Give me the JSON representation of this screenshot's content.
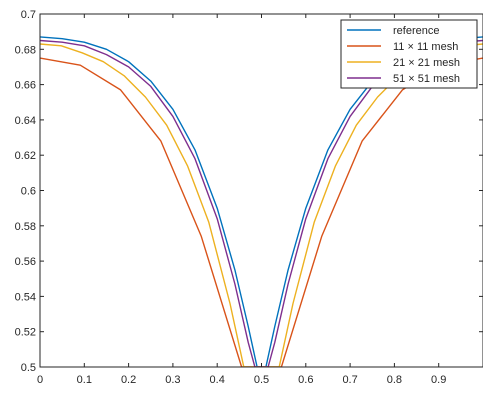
{
  "chart_data": {
    "type": "line",
    "title": "",
    "xlabel": "",
    "ylabel": "",
    "xlim": [
      0,
      1
    ],
    "ylim": [
      0.5,
      0.7
    ],
    "xticks": [
      "0",
      "0.1",
      "0.2",
      "0.3",
      "0.4",
      "0.5",
      "0.6",
      "0.7",
      "0.8",
      "0.9"
    ],
    "xtick_values": [
      0,
      0.1,
      0.2,
      0.3,
      0.4,
      0.5,
      0.6,
      0.7,
      0.8,
      0.9
    ],
    "yticks": [
      "0.5",
      "0.52",
      "0.54",
      "0.56",
      "0.58",
      "0.6",
      "0.62",
      "0.64",
      "0.66",
      "0.68",
      "0.7"
    ],
    "ytick_values": [
      0.5,
      0.52,
      0.54,
      0.56,
      0.58,
      0.6,
      0.62,
      0.64,
      0.66,
      0.68,
      0.7
    ],
    "grid": false,
    "legend_position": "top-right",
    "series": [
      {
        "name": "reference",
        "color": "#0072BD",
        "x": [
          0,
          0.05,
          0.1,
          0.15,
          0.2,
          0.25,
          0.3,
          0.35,
          0.4,
          0.44,
          0.47,
          0.49,
          0.5,
          0.51,
          0.53,
          0.56,
          0.6,
          0.65,
          0.7,
          0.75,
          0.8,
          0.85,
          0.9,
          0.95,
          1.0
        ],
        "y": [
          0.687,
          0.686,
          0.684,
          0.68,
          0.673,
          0.662,
          0.646,
          0.623,
          0.59,
          0.555,
          0.523,
          0.5,
          0.5,
          0.5,
          0.523,
          0.555,
          0.59,
          0.623,
          0.646,
          0.662,
          0.673,
          0.68,
          0.684,
          0.686,
          0.687
        ]
      },
      {
        "name": "11 × 11 mesh",
        "color": "#D95319",
        "x": [
          0,
          0.091,
          0.182,
          0.273,
          0.364,
          0.455,
          0.545,
          0.636,
          0.727,
          0.818,
          0.909,
          1.0
        ],
        "y": [
          0.675,
          0.671,
          0.657,
          0.628,
          0.574,
          0.5,
          0.5,
          0.574,
          0.628,
          0.657,
          0.671,
          0.675
        ]
      },
      {
        "name": "21 × 21 mesh",
        "color": "#EDB120",
        "x": [
          0,
          0.048,
          0.095,
          0.143,
          0.19,
          0.238,
          0.286,
          0.333,
          0.381,
          0.429,
          0.46,
          0.476,
          0.524,
          0.54,
          0.571,
          0.619,
          0.667,
          0.714,
          0.762,
          0.81,
          0.857,
          0.905,
          0.952,
          1.0
        ],
        "y": [
          0.683,
          0.682,
          0.678,
          0.673,
          0.665,
          0.653,
          0.637,
          0.614,
          0.582,
          0.536,
          0.5,
          0.5,
          0.5,
          0.5,
          0.536,
          0.582,
          0.614,
          0.637,
          0.653,
          0.665,
          0.673,
          0.678,
          0.682,
          0.683
        ]
      },
      {
        "name": "51 × 51 mesh",
        "color": "#7E2F8E",
        "x": [
          0,
          0.05,
          0.1,
          0.15,
          0.2,
          0.25,
          0.3,
          0.35,
          0.4,
          0.44,
          0.47,
          0.485,
          0.5,
          0.515,
          0.53,
          0.56,
          0.6,
          0.65,
          0.7,
          0.75,
          0.8,
          0.85,
          0.9,
          0.95,
          1.0
        ],
        "y": [
          0.685,
          0.684,
          0.682,
          0.677,
          0.67,
          0.659,
          0.642,
          0.618,
          0.584,
          0.547,
          0.514,
          0.5,
          0.5,
          0.5,
          0.514,
          0.547,
          0.584,
          0.618,
          0.642,
          0.659,
          0.67,
          0.677,
          0.682,
          0.684,
          0.685
        ]
      }
    ]
  }
}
_ _ _ _
Exercise description:
Restate each of the entries above word for word and skip every image.

Answer to this problem:
Give me the JSON representation of this screenshot's content.
{
  "chart_data": {
    "type": "line",
    "title": "",
    "xlabel": "",
    "ylabel": "",
    "xlim": [
      0,
      1
    ],
    "ylim": [
      0.5,
      0.7
    ],
    "xticks": [
      "0",
      "0.1",
      "0.2",
      "0.3",
      "0.4",
      "0.5",
      "0.6",
      "0.7",
      "0.8",
      "0.9"
    ],
    "xtick_values": [
      0,
      0.1,
      0.2,
      0.3,
      0.4,
      0.5,
      0.6,
      0.7,
      0.8,
      0.9
    ],
    "yticks": [
      "0.5",
      "0.52",
      "0.54",
      "0.56",
      "0.58",
      "0.6",
      "0.62",
      "0.64",
      "0.66",
      "0.68",
      "0.7"
    ],
    "ytick_values": [
      0.5,
      0.52,
      0.54,
      0.56,
      0.58,
      0.6,
      0.62,
      0.64,
      0.66,
      0.68,
      0.7
    ],
    "grid": false,
    "legend_position": "top-right",
    "series": [
      {
        "name": "reference",
        "color": "#0072BD",
        "x": [
          0,
          0.05,
          0.1,
          0.15,
          0.2,
          0.25,
          0.3,
          0.35,
          0.4,
          0.44,
          0.47,
          0.49,
          0.5,
          0.51,
          0.53,
          0.56,
          0.6,
          0.65,
          0.7,
          0.75,
          0.8,
          0.85,
          0.9,
          0.95,
          1.0
        ],
        "y": [
          0.687,
          0.686,
          0.684,
          0.68,
          0.673,
          0.662,
          0.646,
          0.623,
          0.59,
          0.555,
          0.523,
          0.5,
          0.5,
          0.5,
          0.523,
          0.555,
          0.59,
          0.623,
          0.646,
          0.662,
          0.673,
          0.68,
          0.684,
          0.686,
          0.687
        ]
      },
      {
        "name": "11 × 11 mesh",
        "color": "#D95319",
        "x": [
          0,
          0.091,
          0.182,
          0.273,
          0.364,
          0.455,
          0.545,
          0.636,
          0.727,
          0.818,
          0.909,
          1.0
        ],
        "y": [
          0.675,
          0.671,
          0.657,
          0.628,
          0.574,
          0.5,
          0.5,
          0.574,
          0.628,
          0.657,
          0.671,
          0.675
        ]
      },
      {
        "name": "21 × 21 mesh",
        "color": "#EDB120",
        "x": [
          0,
          0.048,
          0.095,
          0.143,
          0.19,
          0.238,
          0.286,
          0.333,
          0.381,
          0.429,
          0.46,
          0.476,
          0.524,
          0.54,
          0.571,
          0.619,
          0.667,
          0.714,
          0.762,
          0.81,
          0.857,
          0.905,
          0.952,
          1.0
        ],
        "y": [
          0.683,
          0.682,
          0.678,
          0.673,
          0.665,
          0.653,
          0.637,
          0.614,
          0.582,
          0.536,
          0.5,
          0.5,
          0.5,
          0.5,
          0.536,
          0.582,
          0.614,
          0.637,
          0.653,
          0.665,
          0.673,
          0.678,
          0.682,
          0.683
        ]
      },
      {
        "name": "51 × 51 mesh",
        "color": "#7E2F8E",
        "x": [
          0,
          0.05,
          0.1,
          0.15,
          0.2,
          0.25,
          0.3,
          0.35,
          0.4,
          0.44,
          0.47,
          0.485,
          0.5,
          0.515,
          0.53,
          0.56,
          0.6,
          0.65,
          0.7,
          0.75,
          0.8,
          0.85,
          0.9,
          0.95,
          1.0
        ],
        "y": [
          0.685,
          0.684,
          0.682,
          0.677,
          0.67,
          0.659,
          0.642,
          0.618,
          0.584,
          0.547,
          0.514,
          0.5,
          0.5,
          0.5,
          0.514,
          0.547,
          0.584,
          0.618,
          0.642,
          0.659,
          0.67,
          0.677,
          0.682,
          0.684,
          0.685
        ]
      }
    ]
  }
}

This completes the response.